▶ **Stored records**

>>>

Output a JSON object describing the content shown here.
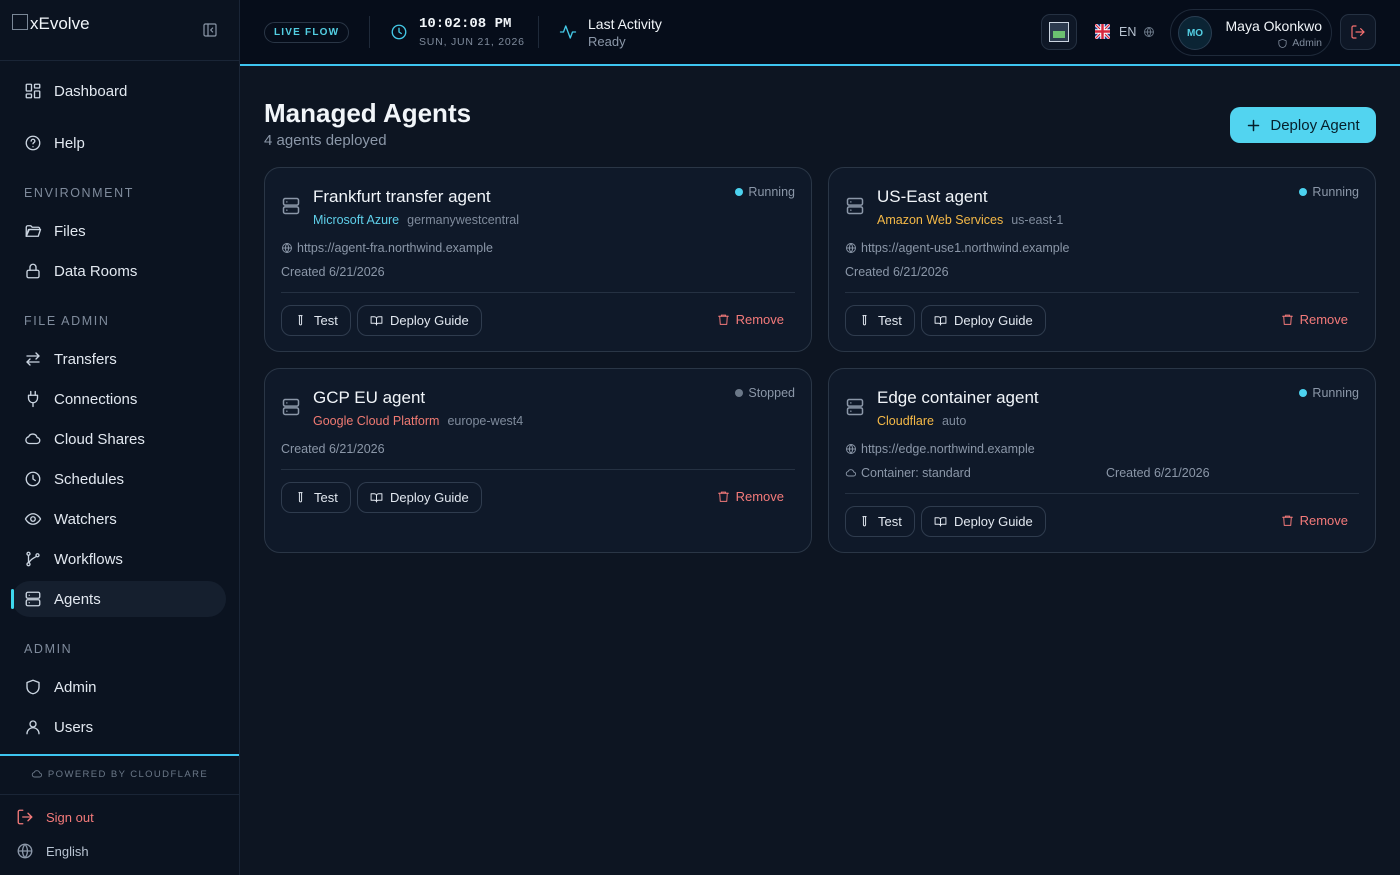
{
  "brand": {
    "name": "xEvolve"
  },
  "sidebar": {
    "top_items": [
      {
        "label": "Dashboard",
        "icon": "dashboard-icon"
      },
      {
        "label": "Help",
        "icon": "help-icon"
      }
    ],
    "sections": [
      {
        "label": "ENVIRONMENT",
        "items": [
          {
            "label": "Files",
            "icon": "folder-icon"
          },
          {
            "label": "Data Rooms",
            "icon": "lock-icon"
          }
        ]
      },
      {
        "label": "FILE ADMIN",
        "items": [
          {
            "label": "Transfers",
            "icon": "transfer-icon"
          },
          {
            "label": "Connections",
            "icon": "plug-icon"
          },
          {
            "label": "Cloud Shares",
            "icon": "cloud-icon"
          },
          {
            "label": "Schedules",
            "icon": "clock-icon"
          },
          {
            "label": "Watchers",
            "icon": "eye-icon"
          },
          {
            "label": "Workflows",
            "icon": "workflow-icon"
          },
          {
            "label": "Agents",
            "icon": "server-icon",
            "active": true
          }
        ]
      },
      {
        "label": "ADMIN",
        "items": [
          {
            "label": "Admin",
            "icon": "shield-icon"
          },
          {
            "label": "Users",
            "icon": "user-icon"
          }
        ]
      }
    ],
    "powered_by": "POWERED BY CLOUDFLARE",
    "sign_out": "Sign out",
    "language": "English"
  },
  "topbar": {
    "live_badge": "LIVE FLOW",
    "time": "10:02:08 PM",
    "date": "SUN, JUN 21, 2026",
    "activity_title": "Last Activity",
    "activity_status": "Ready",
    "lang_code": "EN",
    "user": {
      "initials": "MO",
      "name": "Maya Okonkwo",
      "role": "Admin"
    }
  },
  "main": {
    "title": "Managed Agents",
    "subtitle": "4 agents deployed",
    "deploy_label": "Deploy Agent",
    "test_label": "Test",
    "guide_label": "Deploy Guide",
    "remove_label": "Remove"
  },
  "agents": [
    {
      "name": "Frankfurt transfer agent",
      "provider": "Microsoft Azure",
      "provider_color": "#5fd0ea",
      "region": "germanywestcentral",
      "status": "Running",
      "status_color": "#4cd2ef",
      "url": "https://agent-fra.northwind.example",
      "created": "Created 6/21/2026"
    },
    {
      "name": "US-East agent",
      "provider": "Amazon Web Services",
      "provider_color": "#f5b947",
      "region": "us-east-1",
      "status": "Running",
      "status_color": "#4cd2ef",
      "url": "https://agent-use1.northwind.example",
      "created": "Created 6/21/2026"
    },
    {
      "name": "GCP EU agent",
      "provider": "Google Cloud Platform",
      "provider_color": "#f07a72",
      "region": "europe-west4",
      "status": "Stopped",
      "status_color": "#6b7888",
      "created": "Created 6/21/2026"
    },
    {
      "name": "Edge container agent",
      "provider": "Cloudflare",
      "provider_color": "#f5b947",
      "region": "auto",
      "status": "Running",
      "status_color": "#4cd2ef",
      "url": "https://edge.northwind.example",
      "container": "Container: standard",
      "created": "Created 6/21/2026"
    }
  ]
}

<<<
>>>

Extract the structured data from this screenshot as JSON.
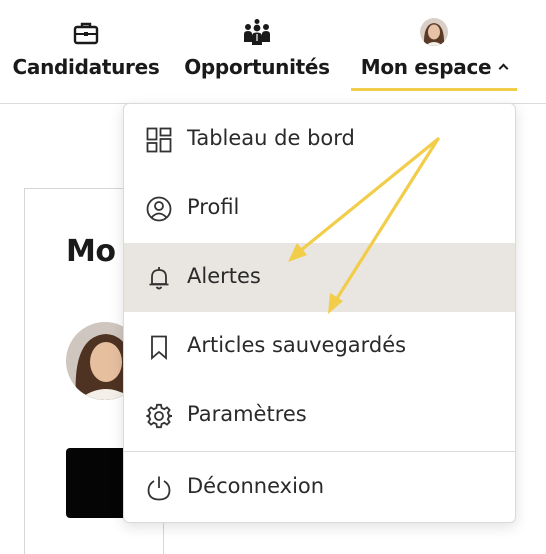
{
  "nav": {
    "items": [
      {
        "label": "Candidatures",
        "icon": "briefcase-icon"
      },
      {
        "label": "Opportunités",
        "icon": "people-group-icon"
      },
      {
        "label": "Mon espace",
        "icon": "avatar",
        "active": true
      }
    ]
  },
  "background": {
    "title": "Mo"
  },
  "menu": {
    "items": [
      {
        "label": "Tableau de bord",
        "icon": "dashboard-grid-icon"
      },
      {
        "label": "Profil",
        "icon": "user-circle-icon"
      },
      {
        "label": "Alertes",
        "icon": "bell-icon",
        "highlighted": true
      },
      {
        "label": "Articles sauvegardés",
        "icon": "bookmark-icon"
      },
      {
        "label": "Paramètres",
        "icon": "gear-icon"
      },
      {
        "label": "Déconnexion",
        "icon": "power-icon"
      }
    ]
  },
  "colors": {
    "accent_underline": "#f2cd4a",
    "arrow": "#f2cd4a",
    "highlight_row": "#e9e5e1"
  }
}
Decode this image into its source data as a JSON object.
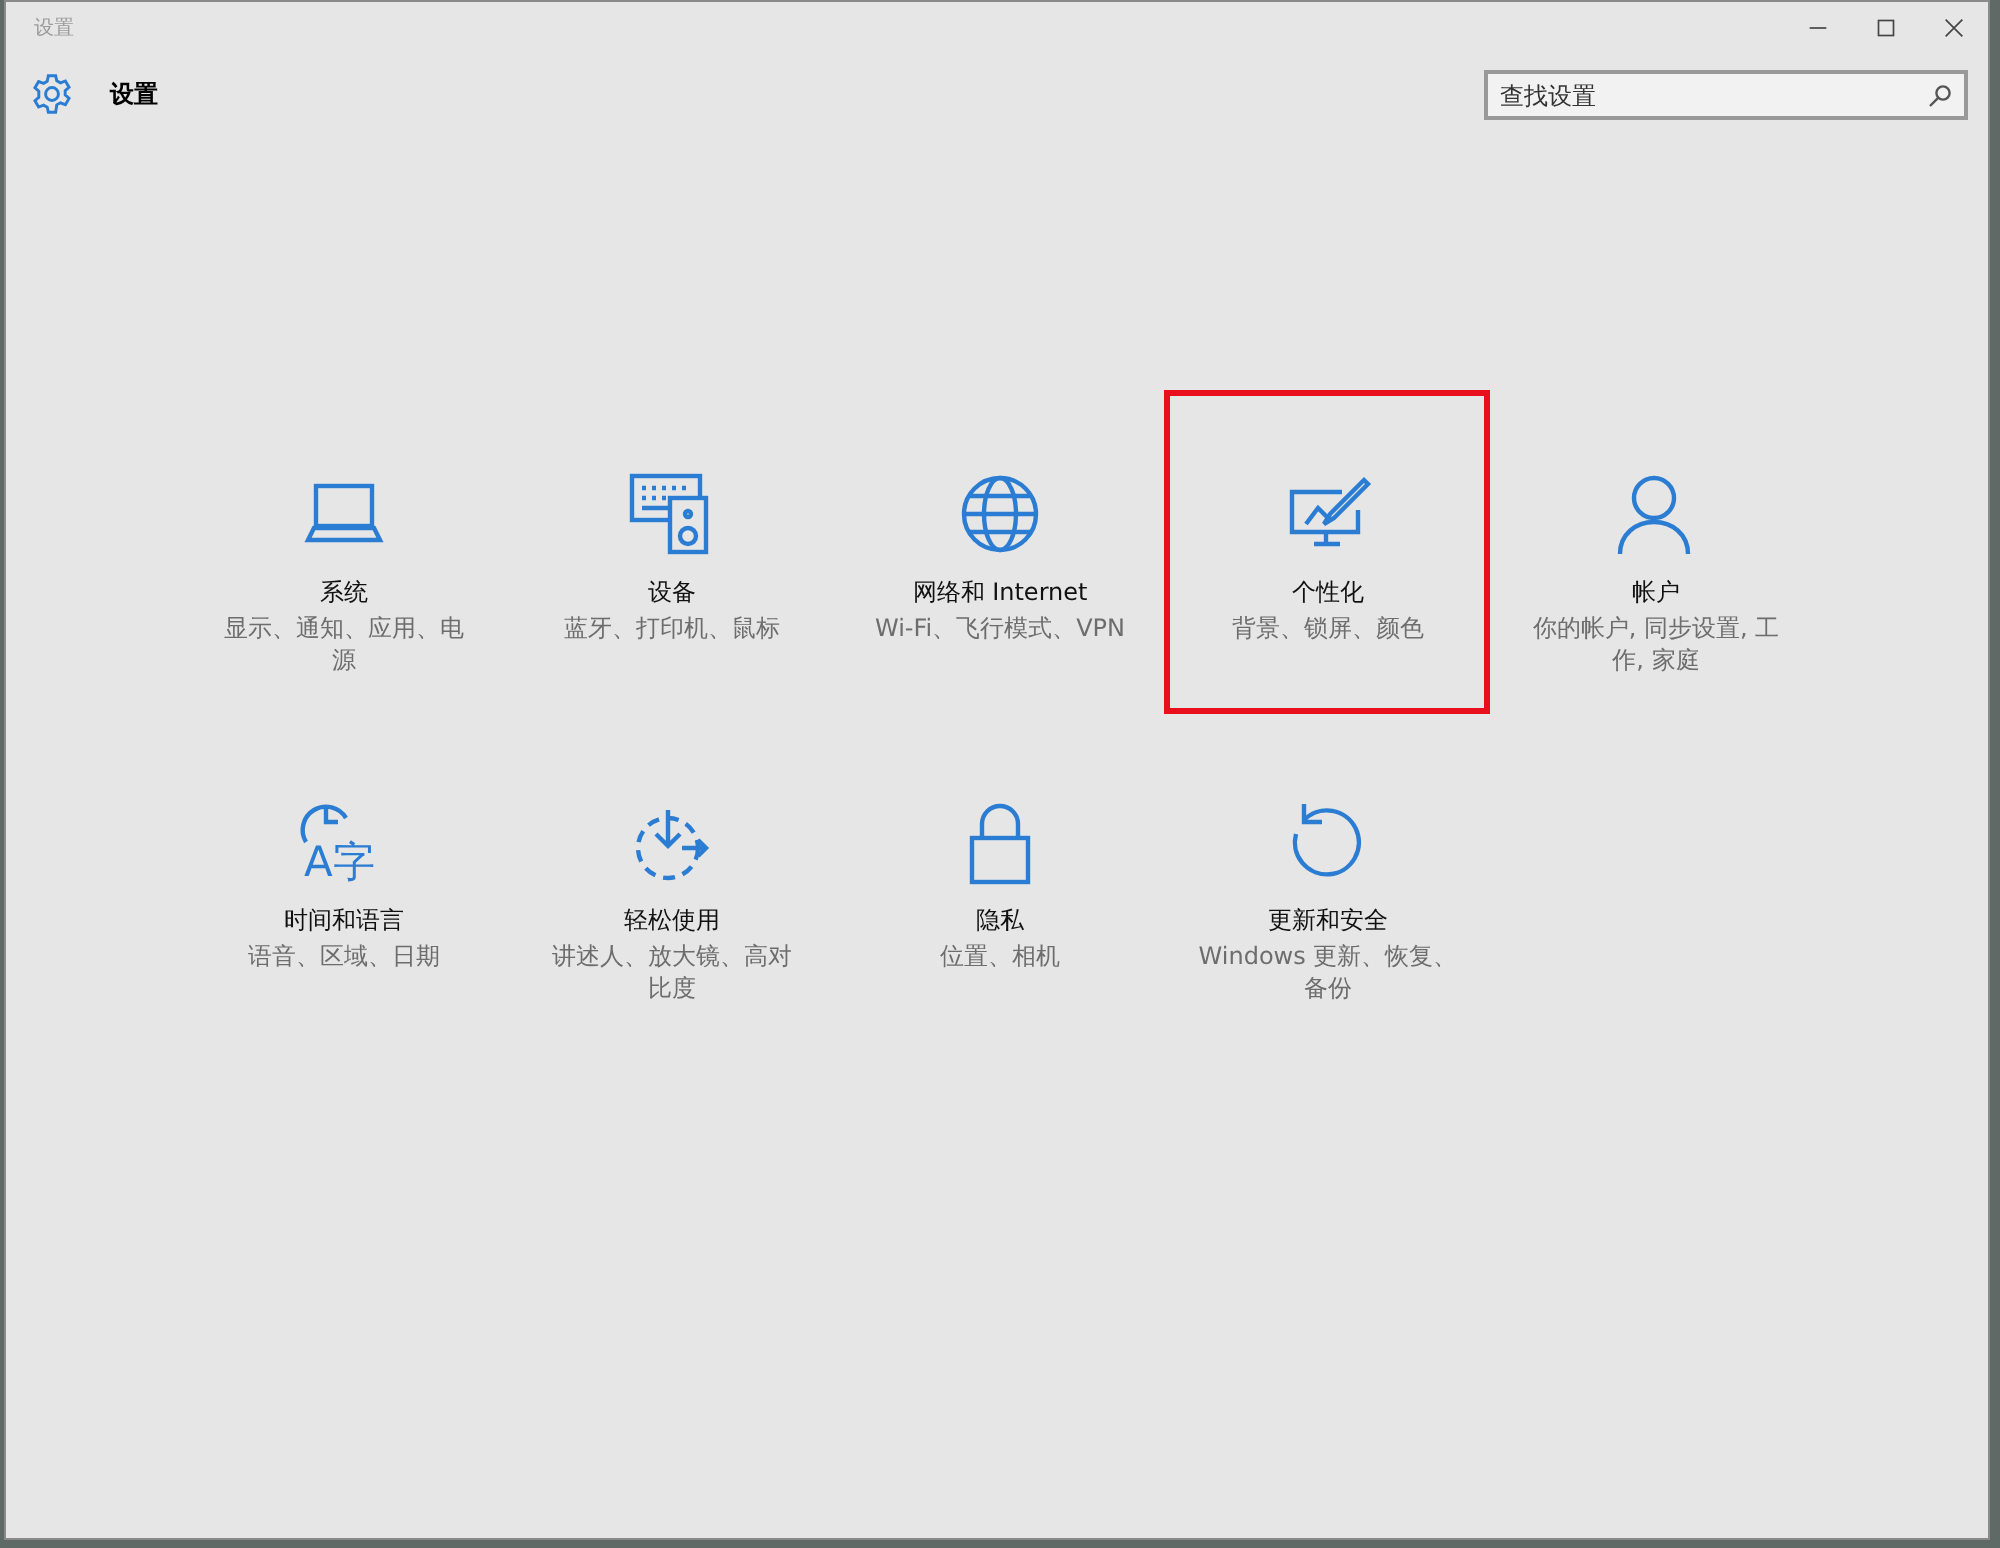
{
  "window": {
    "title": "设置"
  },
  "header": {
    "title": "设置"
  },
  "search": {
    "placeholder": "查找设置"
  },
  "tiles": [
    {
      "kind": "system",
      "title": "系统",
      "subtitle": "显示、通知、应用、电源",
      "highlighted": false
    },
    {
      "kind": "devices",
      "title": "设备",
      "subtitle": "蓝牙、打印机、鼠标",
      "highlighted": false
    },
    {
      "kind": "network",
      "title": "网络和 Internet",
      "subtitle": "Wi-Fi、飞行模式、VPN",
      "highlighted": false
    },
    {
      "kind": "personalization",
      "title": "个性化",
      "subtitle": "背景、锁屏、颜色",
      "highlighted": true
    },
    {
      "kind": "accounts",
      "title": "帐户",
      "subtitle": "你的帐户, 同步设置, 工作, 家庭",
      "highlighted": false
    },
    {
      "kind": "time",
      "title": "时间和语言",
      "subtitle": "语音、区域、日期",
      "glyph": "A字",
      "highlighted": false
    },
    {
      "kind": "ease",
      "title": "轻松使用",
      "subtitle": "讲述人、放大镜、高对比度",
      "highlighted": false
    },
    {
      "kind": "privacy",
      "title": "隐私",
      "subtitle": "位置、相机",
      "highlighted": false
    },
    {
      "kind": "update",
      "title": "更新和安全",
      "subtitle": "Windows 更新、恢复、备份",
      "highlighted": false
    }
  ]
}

<<<

▶ **DESCRIPTION OF THE TASK**
Find the string "region" in the records, then copy each line where it occurs.

▶ **TASK RESULT**
      "region": "germanywestcentral",
      "region": "us-east-1",
      "region": "europe-west4",
      "region": "auto",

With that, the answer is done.